(Required action):
All records that follow are to be output exactly.

Items from a document page collection
________________________

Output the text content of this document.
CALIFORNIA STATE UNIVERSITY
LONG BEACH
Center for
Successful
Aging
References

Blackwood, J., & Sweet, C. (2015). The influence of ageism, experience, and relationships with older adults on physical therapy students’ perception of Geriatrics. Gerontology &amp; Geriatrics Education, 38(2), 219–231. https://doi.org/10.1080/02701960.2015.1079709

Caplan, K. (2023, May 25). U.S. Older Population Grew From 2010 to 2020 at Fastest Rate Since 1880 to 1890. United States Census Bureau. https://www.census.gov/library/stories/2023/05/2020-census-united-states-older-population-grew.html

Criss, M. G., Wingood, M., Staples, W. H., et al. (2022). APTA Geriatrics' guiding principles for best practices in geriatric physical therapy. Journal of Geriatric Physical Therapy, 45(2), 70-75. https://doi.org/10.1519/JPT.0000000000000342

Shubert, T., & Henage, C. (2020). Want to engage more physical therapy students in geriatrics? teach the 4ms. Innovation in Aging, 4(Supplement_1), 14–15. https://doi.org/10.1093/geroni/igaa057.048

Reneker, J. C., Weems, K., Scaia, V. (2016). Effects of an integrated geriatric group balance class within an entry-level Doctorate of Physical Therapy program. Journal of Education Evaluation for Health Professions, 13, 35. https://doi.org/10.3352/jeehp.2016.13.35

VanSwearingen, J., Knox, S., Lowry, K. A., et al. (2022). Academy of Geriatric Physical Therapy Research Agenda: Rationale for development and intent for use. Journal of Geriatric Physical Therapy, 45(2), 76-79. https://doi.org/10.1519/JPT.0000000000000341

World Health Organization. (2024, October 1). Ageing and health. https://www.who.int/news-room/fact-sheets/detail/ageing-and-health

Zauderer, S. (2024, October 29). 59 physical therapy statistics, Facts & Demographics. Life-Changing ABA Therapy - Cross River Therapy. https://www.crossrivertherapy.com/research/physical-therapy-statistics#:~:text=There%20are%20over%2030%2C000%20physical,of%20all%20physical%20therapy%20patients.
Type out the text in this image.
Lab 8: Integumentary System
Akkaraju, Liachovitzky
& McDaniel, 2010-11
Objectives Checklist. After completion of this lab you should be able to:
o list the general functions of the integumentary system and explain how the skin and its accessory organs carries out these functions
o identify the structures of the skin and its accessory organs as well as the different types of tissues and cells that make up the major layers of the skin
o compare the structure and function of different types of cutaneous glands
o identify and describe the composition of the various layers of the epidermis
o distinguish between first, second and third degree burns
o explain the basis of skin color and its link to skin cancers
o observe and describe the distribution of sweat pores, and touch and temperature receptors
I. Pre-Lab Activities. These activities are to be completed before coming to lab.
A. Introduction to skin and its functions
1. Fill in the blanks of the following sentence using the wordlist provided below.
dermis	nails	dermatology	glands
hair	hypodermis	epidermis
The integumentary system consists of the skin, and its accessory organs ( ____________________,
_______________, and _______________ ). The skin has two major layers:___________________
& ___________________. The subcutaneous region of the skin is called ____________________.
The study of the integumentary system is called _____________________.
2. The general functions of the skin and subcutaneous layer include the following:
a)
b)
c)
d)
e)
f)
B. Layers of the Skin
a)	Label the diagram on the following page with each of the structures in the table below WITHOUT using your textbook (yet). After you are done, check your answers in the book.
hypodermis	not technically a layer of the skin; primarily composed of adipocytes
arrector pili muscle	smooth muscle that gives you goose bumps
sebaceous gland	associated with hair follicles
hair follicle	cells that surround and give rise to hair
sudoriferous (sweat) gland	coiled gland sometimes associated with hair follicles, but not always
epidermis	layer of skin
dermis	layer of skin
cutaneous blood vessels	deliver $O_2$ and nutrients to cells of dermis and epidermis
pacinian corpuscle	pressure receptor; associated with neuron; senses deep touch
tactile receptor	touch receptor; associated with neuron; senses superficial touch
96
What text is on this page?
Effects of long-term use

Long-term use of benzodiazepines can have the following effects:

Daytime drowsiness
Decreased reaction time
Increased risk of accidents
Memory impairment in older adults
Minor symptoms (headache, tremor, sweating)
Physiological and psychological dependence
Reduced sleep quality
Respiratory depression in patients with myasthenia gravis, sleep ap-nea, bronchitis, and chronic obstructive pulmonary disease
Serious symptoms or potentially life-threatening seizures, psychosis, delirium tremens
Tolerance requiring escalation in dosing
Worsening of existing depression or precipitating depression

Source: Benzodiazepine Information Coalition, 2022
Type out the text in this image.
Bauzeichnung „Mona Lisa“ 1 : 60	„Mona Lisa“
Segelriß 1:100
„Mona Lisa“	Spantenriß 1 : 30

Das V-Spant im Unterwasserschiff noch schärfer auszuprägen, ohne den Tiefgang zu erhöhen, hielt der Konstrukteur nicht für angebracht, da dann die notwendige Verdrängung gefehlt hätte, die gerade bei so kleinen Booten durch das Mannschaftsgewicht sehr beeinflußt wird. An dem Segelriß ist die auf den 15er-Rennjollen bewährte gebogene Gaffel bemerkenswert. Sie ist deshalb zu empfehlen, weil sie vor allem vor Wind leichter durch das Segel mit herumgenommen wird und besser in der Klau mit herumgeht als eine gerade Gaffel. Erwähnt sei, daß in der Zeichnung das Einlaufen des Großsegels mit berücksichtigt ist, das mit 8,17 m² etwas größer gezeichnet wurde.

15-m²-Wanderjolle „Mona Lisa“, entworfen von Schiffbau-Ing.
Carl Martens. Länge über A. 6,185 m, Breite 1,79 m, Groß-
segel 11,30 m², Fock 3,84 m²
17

________________________

(Task solution):
Output the text content of this document.
CALIFORNIA STATE UNIVERSITY
LONG BEACH
Center for
Successful
Aging
References

Blackwood, J., & Sweet, C. (2015). The influence of ageism, experience, and relationships with older adults on physical therapy students’ perception of Geriatrics. Gerontology &amp; Geriatrics Education, 38(2), 219–231. https://doi.org/10.1080/02701960.2015.1079709

Caplan, K. (2023, May 25). U.S. Older Population Grew From 2010 to 2020 at Fastest Rate Since 1880 to 1890. United States Census Bureau. https://www.census.gov/library/stories/2023/05/2020-census-united-states-older-population-grew.html

Criss, M. G., Wingood, M., Staples, W. H., et al. (2022). APTA Geriatrics' guiding principles for best practices in geriatric physical therapy. Journal of Geriatric Physical Therapy, 45(2), 70-75. https://doi.org/10.1519/JPT.0000000000000342

Shubert, T., & Henage, C. (2020). Want to engage more physical therapy students in geriatrics? teach the 4ms. Innovation in Aging, 4(Supplement_1), 14–15. https://doi.org/10.1093/geroni/igaa057.048

Reneker, J. C., Weems, K., Scaia, V. (2016). Effects of an integrated geriatric group balance class within an entry-level Doctorate of Physical Therapy program. Journal of Education Evaluation for Health Professions, 13, 35. https://doi.org/10.3352/jeehp.2016.13.35

VanSwearingen, J., Knox, S., Lowry, K. A., et al. (2022). Academy of Geriatric Physical Therapy Research Agenda: Rationale for development and intent for use. Journal of Geriatric Physical Therapy, 45(2), 76-79. https://doi.org/10.1519/JPT.0000000000000341

World Health Organization. (2024, October 1). Ageing and health. https://www.who.int/news-room/fact-sheets/detail/ageing-and-health

Zauderer, S. (2024, October 29). 59 physical therapy statistics, Facts & Demographics. Life-Changing ABA Therapy - Cross River Therapy. https://www.crossrivertherapy.com/research/physical-therapy-statistics#:~:text=There%20are%20over%2030%2C000%20physical,of%20all%20physical%20therapy%20patients.
Type out the text in this image.
Lab 8: Integumentary System
Akkaraju, Liachovitzky
& McDaniel, 2010-11
Objectives Checklist. After completion of this lab you should be able to:
o list the general functions of the integumentary system and explain how the skin and its accessory organs carries out these functions
o identify the structures of the skin and its accessory organs as well as the different types of tissues and cells that make up the major layers of the skin
o compare the structure and function of different types of cutaneous glands
o identify and describe the composition of the various layers of the epidermis
o distinguish between first, second and third degree burns
o explain the basis of skin color and its link to skin cancers
o observe and describe the distribution of sweat pores, and touch and temperature receptors
I. Pre-Lab Activities. These activities are to be completed before coming to lab.
A. Introduction to skin and its functions
1. Fill in the blanks of the following sentence using the wordlist provided below.
dermis	nails	dermatology	glands
hair	hypodermis	epidermis
The integumentary system consists of the skin, and its accessory organs ( ____________________,
_______________, and _______________ ). The skin has two major layers:___________________
& ___________________. The subcutaneous region of the skin is called ____________________.
The study of the integumentary system is called _____________________.
2. The general functions of the skin and subcutaneous layer include the following:
a)
b)
c)
d)
e)
f)
B. Layers of the Skin
a)	Label the diagram on the following page with each of the structures in the table below WITHOUT using your textbook (yet). After you are done, check your answers in the book.
hypodermis	not technically a layer of the skin; primarily composed of adipocytes
arrector pili muscle	smooth muscle that gives you goose bumps
sebaceous gland	associated with hair follicles
hair follicle	cells that surround and give rise to hair
sudoriferous (sweat) gland	coiled gland sometimes associated with hair follicles, but not always
epidermis	layer of skin
dermis	layer of skin
cutaneous blood vessels	deliver $O_2$ and nutrients to cells of dermis and epidermis
pacinian corpuscle	pressure receptor; associated with neuron; senses deep touch
tactile receptor	touch receptor; associated with neuron; senses superficial touch
96
What text is on this page?
Effects of long-term use

Long-term use of benzodiazepines can have the following effects:

Daytime drowsiness
Decreased reaction time
Increased risk of accidents
Memory impairment in older adults
Minor symptoms (headache, tremor, sweating)
Physiological and psychological dependence
Reduced sleep quality
Respiratory depression in patients with myasthenia gravis, sleep ap-nea, bronchitis, and chronic obstructive pulmonary disease
Serious symptoms or potentially life-threatening seizures, psychosis, delirium tremens
Tolerance requiring escalation in dosing
Worsening of existing depression or precipitating depression

Source: Benzodiazepine Information Coalition, 2022
Type out the text in this image.
Bauzeichnung „Mona Lisa“ 1 : 60	„Mona Lisa“
Segelriß 1:100
„Mona Lisa“	Spantenriß 1 : 30

Das V-Spant im Unterwasserschiff noch schärfer auszuprägen, ohne den Tiefgang zu erhöhen, hielt der Konstrukteur nicht für angebracht, da dann die notwendige Verdrängung gefehlt hätte, die gerade bei so kleinen Booten durch das Mannschaftsgewicht sehr beeinflußt wird. An dem Segelriß ist die auf den 15er-Rennjollen bewährte gebogene Gaffel bemerkenswert. Sie ist deshalb zu empfehlen, weil sie vor allem vor Wind leichter durch das Segel mit herumgenommen wird und besser in der Klau mit herumgeht als eine gerade Gaffel. Erwähnt sei, daß in der Zeichnung das Einlaufen des Großsegels mit berücksichtigt ist, das mit 8,17 m² etwas größer gezeichnet wurde.

15-m²-Wanderjolle „Mona Lisa“, entworfen von Schiffbau-Ing.
Carl Martens. Länge über A. 6,185 m, Breite 1,79 m, Groß-
segel 11,30 m², Fock 3,84 m²
17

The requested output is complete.